* Written request *
Count the lines in the entries below that contain the string "name". Reply with the number alone.
═══ Rows ═══
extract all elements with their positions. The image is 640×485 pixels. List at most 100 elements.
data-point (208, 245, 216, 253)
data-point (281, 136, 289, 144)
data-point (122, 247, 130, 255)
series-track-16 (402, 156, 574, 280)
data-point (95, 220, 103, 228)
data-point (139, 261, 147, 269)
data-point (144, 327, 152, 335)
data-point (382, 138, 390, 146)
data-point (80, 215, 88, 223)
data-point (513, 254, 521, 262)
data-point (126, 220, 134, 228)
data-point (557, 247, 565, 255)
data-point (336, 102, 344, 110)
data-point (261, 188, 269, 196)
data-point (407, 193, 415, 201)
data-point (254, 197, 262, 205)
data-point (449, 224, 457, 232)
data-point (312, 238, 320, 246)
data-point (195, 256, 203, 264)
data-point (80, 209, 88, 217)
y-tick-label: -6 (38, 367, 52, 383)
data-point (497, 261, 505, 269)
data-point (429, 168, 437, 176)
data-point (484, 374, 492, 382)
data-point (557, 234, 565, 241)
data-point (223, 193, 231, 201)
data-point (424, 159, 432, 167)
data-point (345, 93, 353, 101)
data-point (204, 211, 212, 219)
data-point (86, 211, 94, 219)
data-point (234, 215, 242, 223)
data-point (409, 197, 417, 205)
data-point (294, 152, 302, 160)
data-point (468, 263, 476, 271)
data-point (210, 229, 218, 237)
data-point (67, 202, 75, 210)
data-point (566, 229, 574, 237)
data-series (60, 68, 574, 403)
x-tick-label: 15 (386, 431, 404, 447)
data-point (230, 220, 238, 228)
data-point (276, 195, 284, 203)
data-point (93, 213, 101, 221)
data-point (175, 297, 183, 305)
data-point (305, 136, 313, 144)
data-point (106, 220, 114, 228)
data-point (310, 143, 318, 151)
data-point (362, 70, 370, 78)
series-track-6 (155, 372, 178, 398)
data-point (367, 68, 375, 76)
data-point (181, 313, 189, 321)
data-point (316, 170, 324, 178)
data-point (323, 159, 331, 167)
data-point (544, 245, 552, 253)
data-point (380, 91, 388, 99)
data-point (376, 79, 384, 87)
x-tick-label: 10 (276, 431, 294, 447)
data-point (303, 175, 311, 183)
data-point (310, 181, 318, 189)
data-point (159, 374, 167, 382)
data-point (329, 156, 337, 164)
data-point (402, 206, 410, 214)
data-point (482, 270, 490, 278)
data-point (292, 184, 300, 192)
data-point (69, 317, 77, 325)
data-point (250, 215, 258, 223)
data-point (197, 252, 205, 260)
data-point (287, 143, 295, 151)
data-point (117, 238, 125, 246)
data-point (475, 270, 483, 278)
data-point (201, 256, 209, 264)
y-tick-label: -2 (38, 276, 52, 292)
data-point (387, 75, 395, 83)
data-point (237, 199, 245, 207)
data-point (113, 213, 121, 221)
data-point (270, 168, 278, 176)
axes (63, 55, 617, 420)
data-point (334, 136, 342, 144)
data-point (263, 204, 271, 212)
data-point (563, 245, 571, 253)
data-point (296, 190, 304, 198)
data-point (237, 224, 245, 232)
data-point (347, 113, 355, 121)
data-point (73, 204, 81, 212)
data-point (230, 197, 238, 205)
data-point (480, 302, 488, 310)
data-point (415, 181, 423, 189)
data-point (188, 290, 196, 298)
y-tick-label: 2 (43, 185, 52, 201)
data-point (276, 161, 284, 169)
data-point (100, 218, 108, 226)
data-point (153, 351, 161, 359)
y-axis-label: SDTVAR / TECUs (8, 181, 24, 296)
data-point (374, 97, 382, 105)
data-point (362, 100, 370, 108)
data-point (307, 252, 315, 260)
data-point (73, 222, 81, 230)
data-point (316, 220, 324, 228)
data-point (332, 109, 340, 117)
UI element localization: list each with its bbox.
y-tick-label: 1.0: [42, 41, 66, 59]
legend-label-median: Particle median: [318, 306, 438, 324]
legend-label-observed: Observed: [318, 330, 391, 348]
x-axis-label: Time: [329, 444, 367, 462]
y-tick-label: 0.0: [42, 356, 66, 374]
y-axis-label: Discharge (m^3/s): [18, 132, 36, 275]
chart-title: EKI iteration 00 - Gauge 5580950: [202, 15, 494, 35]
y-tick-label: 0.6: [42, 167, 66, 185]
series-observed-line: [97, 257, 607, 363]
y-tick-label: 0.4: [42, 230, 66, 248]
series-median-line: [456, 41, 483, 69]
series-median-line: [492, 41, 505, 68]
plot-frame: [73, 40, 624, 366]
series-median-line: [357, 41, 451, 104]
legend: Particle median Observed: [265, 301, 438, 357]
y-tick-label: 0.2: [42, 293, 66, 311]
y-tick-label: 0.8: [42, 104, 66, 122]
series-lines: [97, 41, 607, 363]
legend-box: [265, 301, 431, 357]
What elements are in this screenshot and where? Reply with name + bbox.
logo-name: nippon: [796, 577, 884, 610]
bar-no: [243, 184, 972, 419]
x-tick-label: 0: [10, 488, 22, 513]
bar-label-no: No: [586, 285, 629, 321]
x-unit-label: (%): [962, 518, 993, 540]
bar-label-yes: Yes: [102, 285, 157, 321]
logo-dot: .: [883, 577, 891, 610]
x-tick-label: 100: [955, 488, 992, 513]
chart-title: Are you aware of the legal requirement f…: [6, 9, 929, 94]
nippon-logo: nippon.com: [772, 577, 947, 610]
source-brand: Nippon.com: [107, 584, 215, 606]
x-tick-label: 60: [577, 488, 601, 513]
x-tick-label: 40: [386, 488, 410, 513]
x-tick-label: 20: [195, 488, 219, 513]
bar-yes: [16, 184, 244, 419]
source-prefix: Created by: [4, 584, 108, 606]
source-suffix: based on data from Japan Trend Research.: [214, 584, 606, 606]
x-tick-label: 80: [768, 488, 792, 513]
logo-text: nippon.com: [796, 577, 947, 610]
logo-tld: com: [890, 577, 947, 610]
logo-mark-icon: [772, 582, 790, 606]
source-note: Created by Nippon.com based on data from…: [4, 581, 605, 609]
═══
* Full solution *
2